## START

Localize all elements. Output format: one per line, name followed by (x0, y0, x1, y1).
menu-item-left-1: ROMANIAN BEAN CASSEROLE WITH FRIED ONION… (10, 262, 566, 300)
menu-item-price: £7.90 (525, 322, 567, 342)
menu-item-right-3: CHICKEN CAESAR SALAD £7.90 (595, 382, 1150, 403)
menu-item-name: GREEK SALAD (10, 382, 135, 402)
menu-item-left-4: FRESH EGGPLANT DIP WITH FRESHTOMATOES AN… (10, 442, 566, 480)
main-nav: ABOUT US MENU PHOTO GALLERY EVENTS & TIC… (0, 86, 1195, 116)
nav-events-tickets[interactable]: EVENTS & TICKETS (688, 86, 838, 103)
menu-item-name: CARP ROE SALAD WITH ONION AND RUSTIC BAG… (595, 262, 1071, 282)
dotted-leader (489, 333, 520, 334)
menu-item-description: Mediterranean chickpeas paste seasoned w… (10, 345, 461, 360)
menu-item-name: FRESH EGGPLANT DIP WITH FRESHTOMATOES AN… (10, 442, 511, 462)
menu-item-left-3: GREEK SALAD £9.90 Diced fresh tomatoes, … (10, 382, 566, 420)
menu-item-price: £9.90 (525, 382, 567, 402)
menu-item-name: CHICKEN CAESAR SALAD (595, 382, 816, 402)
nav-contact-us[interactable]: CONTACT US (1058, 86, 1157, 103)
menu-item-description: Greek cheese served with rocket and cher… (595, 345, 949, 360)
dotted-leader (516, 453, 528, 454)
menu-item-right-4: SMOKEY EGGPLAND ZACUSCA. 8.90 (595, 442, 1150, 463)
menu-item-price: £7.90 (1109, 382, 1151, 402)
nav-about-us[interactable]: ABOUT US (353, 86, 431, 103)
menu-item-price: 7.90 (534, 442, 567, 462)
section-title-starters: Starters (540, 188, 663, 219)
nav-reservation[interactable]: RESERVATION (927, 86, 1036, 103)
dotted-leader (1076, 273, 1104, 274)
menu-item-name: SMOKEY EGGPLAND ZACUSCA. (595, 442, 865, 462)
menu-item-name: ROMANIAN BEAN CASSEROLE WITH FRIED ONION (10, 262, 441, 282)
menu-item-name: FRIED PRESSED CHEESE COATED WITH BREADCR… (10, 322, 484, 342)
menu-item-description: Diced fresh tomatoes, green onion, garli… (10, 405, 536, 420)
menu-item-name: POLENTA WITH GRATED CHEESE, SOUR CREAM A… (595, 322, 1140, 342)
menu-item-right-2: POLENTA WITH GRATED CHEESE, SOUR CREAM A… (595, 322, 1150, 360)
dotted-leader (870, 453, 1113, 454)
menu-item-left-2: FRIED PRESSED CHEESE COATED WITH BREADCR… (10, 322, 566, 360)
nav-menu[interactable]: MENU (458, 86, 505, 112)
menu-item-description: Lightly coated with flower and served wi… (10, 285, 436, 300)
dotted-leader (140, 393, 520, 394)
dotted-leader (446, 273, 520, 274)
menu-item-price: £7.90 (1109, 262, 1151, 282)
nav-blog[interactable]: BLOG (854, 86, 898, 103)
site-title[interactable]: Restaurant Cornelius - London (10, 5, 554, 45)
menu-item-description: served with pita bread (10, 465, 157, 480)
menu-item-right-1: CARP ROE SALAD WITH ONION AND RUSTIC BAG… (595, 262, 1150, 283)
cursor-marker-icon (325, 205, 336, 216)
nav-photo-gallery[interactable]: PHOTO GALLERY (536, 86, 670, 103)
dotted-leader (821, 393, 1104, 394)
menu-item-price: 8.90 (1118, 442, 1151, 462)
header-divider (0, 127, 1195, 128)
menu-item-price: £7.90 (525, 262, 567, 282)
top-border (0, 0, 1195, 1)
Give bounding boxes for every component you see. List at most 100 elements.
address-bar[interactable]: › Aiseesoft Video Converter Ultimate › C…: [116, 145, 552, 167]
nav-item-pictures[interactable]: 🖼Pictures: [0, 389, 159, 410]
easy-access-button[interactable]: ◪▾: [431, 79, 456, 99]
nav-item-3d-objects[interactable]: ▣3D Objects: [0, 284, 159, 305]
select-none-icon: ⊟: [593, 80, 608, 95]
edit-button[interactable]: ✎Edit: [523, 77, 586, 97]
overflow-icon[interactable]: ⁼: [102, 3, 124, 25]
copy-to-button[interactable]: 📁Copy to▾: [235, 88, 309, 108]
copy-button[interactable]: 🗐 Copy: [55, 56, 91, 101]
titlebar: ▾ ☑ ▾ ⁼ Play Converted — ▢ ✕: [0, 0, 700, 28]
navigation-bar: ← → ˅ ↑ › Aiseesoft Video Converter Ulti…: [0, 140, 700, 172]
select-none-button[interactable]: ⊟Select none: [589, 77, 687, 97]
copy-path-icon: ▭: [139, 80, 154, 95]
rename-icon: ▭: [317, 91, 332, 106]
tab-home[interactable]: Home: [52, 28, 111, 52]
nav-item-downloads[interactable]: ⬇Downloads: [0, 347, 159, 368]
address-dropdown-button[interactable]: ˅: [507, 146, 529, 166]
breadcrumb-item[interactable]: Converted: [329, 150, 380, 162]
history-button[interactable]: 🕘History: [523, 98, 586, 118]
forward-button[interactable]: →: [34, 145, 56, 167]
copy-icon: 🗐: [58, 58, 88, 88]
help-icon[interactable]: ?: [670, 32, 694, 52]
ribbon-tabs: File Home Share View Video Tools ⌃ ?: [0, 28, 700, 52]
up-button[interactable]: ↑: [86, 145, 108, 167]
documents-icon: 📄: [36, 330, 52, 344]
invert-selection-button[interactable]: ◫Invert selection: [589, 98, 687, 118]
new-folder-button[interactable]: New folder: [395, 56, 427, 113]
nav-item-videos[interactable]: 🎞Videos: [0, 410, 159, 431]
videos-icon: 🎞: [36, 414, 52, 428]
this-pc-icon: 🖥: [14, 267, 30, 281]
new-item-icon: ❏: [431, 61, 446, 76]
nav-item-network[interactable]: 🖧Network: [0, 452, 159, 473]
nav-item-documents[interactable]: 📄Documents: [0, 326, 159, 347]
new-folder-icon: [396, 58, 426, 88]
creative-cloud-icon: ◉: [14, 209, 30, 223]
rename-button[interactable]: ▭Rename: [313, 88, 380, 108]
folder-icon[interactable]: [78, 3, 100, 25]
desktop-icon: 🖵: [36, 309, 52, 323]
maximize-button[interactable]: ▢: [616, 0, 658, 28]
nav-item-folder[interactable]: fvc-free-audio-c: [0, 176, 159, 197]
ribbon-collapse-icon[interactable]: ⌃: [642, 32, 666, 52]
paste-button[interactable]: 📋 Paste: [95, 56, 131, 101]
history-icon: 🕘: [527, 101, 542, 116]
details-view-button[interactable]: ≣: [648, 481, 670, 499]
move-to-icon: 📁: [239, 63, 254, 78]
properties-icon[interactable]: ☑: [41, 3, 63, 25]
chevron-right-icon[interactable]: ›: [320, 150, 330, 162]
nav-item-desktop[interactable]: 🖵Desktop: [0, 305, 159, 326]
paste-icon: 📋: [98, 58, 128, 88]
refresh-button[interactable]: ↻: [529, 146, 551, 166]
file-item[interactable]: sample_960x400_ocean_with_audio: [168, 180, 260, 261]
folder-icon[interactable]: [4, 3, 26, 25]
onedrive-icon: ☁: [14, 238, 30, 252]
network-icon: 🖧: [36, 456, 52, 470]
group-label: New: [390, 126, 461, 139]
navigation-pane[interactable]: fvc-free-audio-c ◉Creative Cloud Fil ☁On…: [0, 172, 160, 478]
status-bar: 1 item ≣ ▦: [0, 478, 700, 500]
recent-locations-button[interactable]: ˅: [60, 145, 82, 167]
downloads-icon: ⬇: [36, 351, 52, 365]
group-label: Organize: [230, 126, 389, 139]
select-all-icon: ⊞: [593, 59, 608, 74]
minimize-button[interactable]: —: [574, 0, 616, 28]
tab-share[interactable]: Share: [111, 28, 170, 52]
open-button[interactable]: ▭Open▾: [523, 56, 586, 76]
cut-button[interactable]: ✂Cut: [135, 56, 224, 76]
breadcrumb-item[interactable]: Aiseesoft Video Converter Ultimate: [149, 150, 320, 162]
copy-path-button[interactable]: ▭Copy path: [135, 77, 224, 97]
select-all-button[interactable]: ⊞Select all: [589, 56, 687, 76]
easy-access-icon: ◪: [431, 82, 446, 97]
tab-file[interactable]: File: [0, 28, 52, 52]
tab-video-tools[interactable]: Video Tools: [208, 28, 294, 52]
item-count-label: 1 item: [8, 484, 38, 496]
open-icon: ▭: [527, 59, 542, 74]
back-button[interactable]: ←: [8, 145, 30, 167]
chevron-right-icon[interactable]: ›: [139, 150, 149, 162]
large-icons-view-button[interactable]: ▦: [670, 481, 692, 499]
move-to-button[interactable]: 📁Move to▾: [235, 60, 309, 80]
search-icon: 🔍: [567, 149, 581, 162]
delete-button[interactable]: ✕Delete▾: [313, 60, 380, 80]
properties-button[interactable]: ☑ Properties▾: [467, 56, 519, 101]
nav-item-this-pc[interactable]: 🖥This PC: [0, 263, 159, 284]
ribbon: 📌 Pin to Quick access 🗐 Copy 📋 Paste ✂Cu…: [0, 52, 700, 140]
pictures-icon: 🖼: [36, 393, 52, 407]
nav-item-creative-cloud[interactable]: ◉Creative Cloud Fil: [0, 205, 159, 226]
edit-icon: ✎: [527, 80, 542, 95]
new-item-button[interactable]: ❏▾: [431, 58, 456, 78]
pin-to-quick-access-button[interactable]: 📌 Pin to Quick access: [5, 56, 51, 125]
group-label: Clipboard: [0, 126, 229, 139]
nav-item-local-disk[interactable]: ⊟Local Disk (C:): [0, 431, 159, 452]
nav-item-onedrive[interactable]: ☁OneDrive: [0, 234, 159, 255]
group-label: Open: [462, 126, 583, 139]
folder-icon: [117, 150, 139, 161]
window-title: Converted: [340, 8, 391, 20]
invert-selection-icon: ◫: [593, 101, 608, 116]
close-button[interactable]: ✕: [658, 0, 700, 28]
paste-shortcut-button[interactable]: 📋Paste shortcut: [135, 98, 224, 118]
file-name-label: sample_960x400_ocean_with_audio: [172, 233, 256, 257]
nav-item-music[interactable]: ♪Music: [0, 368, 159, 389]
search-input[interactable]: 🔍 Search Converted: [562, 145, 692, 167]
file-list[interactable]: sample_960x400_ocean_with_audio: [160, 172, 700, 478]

## END

◆ INSTRUCTIONS FOR THE TASK
Copy the material word for word, from its first line through the line that contains "nav-events-tickets[interactable]: EVENTS &".

◆ THE RESULT
Localize all elements. Output format: one per line, name followed by (x0, y0, x1, y1).
menu-item-left-1: ROMANIAN BEAN CASSEROLE WITH FRIED ONION… (10, 262, 566, 300)
menu-item-price: £7.90 (525, 322, 567, 342)
menu-item-right-3: CHICKEN CAESAR SALAD £7.90 (595, 382, 1150, 403)
menu-item-name: GREEK SALAD (10, 382, 135, 402)
menu-item-left-4: FRESH EGGPLANT DIP WITH FRESHTOMATOES AN… (10, 442, 566, 480)
main-nav: ABOUT US MENU PHOTO GALLERY EVENTS & TIC… (0, 86, 1195, 116)
nav-events-tickets[interactable]: EVENTS & TICKETS (688, 86, 838, 103)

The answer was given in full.